Collection entries:
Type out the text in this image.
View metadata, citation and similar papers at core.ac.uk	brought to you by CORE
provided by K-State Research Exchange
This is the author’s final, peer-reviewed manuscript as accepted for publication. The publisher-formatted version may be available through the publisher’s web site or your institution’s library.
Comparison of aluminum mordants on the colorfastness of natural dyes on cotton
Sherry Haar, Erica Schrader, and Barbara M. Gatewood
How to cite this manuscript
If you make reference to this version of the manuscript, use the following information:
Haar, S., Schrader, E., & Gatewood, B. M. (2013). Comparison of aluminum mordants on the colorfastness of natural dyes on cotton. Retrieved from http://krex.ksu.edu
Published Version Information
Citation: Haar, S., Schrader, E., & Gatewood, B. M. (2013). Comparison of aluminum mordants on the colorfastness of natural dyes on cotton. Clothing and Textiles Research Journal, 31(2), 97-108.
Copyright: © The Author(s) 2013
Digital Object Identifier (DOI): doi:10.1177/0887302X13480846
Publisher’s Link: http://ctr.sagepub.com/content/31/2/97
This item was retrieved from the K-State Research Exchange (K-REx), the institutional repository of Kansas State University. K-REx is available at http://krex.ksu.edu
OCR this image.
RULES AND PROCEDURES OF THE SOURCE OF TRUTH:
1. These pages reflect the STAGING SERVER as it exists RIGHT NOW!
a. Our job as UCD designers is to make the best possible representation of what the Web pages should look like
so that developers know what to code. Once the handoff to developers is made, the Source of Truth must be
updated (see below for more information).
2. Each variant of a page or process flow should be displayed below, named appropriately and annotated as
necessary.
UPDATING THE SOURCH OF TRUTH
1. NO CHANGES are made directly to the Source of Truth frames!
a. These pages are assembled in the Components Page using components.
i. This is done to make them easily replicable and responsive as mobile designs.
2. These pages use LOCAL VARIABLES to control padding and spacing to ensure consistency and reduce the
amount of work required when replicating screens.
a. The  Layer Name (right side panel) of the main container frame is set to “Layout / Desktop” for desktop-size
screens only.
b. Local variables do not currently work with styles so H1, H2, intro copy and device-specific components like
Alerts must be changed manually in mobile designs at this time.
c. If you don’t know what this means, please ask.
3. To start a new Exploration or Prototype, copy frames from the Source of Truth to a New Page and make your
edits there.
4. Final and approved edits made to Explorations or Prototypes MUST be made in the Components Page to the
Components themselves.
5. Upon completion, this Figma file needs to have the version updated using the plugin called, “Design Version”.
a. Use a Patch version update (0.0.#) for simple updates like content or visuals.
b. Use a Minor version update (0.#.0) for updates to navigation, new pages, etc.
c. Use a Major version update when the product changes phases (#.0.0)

What is required:
Go through the preceding material and copy each line that has the word "http".

Full solution:
Haar, S., Schrader, E., & Gatewood, B. M. (2013). Comparison of aluminum mordants on the colorfastness of natural dyes on cotton. Retrieved from http://krex.ksu.edu
Publisher’s Link: http://ctr.sagepub.com/content/31/2/97
This item was retrieved from the K-State Research Exchange (K-REx), the institutional repository of Kansas State University. K-REx is available at http://krex.ksu.edu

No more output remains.